"""
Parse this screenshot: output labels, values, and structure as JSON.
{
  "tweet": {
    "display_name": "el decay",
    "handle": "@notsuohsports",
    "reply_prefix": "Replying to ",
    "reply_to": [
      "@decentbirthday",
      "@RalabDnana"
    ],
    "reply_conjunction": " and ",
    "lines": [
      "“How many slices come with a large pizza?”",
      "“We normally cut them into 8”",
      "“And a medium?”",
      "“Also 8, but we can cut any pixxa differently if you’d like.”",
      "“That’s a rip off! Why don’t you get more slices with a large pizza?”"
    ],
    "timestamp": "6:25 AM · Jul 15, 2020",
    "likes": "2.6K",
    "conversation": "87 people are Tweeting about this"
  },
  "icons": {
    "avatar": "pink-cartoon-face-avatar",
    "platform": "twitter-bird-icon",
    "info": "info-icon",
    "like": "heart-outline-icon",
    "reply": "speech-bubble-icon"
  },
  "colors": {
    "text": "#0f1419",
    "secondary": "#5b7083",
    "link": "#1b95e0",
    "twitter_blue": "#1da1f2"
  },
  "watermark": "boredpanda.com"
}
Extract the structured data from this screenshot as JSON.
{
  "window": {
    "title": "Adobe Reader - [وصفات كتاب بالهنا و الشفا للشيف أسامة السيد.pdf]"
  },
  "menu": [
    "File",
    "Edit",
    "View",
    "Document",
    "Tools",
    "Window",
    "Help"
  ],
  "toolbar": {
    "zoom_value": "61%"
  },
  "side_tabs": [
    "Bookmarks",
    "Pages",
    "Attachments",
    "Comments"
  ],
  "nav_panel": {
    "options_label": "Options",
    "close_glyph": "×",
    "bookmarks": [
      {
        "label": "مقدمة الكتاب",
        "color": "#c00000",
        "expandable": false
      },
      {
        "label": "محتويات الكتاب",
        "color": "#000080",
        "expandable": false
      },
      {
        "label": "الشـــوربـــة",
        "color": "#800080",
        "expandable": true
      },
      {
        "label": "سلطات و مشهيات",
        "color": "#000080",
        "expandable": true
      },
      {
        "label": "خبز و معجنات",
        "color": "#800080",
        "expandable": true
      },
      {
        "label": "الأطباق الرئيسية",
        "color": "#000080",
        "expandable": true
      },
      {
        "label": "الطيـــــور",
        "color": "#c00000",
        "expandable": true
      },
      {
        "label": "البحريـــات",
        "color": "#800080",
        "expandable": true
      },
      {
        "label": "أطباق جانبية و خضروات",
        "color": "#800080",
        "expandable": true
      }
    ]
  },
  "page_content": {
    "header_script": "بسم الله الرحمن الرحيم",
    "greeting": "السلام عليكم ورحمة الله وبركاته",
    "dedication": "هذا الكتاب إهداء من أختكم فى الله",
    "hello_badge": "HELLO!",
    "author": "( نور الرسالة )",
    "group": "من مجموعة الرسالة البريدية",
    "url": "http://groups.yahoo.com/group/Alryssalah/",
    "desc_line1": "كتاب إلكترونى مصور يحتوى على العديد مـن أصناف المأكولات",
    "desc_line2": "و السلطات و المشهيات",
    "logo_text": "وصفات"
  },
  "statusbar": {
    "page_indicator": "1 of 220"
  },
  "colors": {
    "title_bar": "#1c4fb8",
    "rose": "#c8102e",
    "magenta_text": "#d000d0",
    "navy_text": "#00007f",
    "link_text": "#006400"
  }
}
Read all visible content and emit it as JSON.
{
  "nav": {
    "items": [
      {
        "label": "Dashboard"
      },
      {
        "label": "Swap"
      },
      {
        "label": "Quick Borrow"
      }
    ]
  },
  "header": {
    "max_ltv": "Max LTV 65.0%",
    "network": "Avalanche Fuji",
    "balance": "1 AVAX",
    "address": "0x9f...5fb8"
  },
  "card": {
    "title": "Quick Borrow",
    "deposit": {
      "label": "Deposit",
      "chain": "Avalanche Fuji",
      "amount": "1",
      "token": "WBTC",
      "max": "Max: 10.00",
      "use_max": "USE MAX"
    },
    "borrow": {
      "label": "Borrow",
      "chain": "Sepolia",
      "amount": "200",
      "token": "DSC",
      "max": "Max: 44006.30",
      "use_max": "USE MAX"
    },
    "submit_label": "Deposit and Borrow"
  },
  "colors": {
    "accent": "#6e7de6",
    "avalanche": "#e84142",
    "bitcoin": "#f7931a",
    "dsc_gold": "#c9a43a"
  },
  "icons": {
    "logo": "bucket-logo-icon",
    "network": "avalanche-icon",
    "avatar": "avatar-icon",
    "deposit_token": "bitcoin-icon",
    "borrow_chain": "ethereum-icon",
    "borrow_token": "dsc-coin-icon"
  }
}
"""
__EXERCISE REQUIREMENTS__
Transcribe the material above word for word.

__EXPECTED OUTPUT__
Parse this screenshot: output labels, values, and structure as JSON.
{
  "tweet": {
    "display_name": "el decay",
    "handle": "@notsuohsports",
    "reply_prefix": "Replying to ",
    "reply_to": [
      "@decentbirthday",
      "@RalabDnana"
    ],
    "reply_conjunction": " and ",
    "lines": [
      "“How many slices come with a large pizza?”",
      "“We normally cut them into 8”",
      "“And a medium?”",
      "“Also 8, but we can cut any pixxa differently if you’d like.”",
      "“That’s a rip off! Why don’t you get more slices with a large pizza?”"
    ],
    "timestamp": "6:25 AM · Jul 15, 2020",
    "likes": "2.6K",
    "conversation": "87 people are Tweeting about this"
  },
  "icons": {
    "avatar": "pink-cartoon-face-avatar",
    "platform": "twitter-bird-icon",
    "info": "info-icon",
    "like": "heart-outline-icon",
    "reply": "speech-bubble-icon"
  },
  "colors": {
    "text": "#0f1419",
    "secondary": "#5b7083",
    "link": "#1b95e0",
    "twitter_blue": "#1da1f2"
  },
  "watermark": "boredpanda.com"
}
Extract the structured data from this screenshot as JSON.
{
  "window": {
    "title": "Adobe Reader - [وصفات كتاب بالهنا و الشفا للشيف أسامة السيد.pdf]"
  },
  "menu": [
    "File",
    "Edit",
    "View",
    "Document",
    "Tools",
    "Window",
    "Help"
  ],
  "toolbar": {
    "zoom_value": "61%"
  },
  "side_tabs": [
    "Bookmarks",
    "Pages",
    "Attachments",
    "Comments"
  ],
  "nav_panel": {
    "options_label": "Options",
    "close_glyph": "×",
    "bookmarks": [
      {
        "label": "مقدمة الكتاب",
        "color": "#c00000",
        "expandable": false
      },
      {
        "label": "محتويات الكتاب",
        "color": "#000080",
        "expandable": false
      },
      {
        "label": "الشـــوربـــة",
        "color": "#800080",
        "expandable": true
      },
      {
        "label": "سلطات و مشهيات",
        "color": "#000080",
        "expandable": true
      },
      {
        "label": "خبز و معجنات",
        "color": "#800080",
        "expandable": true
      },
      {
        "label": "الأطباق الرئيسية",
        "color": "#000080",
        "expandable": true
      },
      {
        "label": "الطيـــــور",
        "color": "#c00000",
        "expandable": true
      },
      {
        "label": "البحريـــات",
        "color": "#800080",
        "expandable": true
      },
      {
        "label": "أطباق جانبية و خضروات",
        "color": "#800080",
        "expandable": true
      }
    ]
  },
  "page_content": {
    "header_script": "بسم الله الرحمن الرحيم",
    "greeting": "السلام عليكم ورحمة الله وبركاته",
    "dedication": "هذا الكتاب إهداء من أختكم فى الله",
    "hello_badge": "HELLO!",
    "author": "( نور الرسالة )",
    "group": "من مجموعة الرسالة البريدية",
    "url": "http://groups.yahoo.com/group/Alryssalah/",
    "desc_line1": "كتاب إلكترونى مصور يحتوى على العديد مـن أصناف المأكولات",
    "desc_line2": "و السلطات و المشهيات",
    "logo_text": "وصفات"
  },
  "statusbar": {
    "page_indicator": "1 of 220"
  },
  "colors": {
    "title_bar": "#1c4fb8",
    "rose": "#c8102e",
    "magenta_text": "#d000d0",
    "navy_text": "#00007f",
    "link_text": "#006400"
  }
}
Read all visible content and emit it as JSON.
{
  "nav": {
    "items": [
      {
        "label": "Dashboard"
      },
      {
        "label": "Swap"
      },
      {
        "label": "Quick Borrow"
      }
    ]
  },
  "header": {
    "max_ltv": "Max LTV 65.0%",
    "network": "Avalanche Fuji",
    "balance": "1 AVAX",
    "address": "0x9f...5fb8"
  },
  "card": {
    "title": "Quick Borrow",
    "deposit": {
      "label": "Deposit",
      "chain": "Avalanche Fuji",
      "amount": "1",
      "token": "WBTC",
      "max": "Max: 10.00",
      "use_max": "USE MAX"
    },
    "borrow": {
      "label": "Borrow",
      "chain": "Sepolia",
      "amount": "200",
      "token": "DSC",
      "max": "Max: 44006.30",
      "use_max": "USE MAX"
    },
    "submit_label": "Deposit and Borrow"
  },
  "colors": {
    "accent": "#6e7de6",
    "avalanche": "#e84142",
    "bitcoin": "#f7931a",
    "dsc_gold": "#c9a43a"
  },
  "icons": {
    "logo": "bucket-logo-icon",
    "network": "avalanche-icon",
    "avatar": "avatar-icon",
    "deposit_token": "bitcoin-icon",
    "borrow_chain": "ethereum-icon",
    "borrow_token": "dsc-coin-icon"
  }
}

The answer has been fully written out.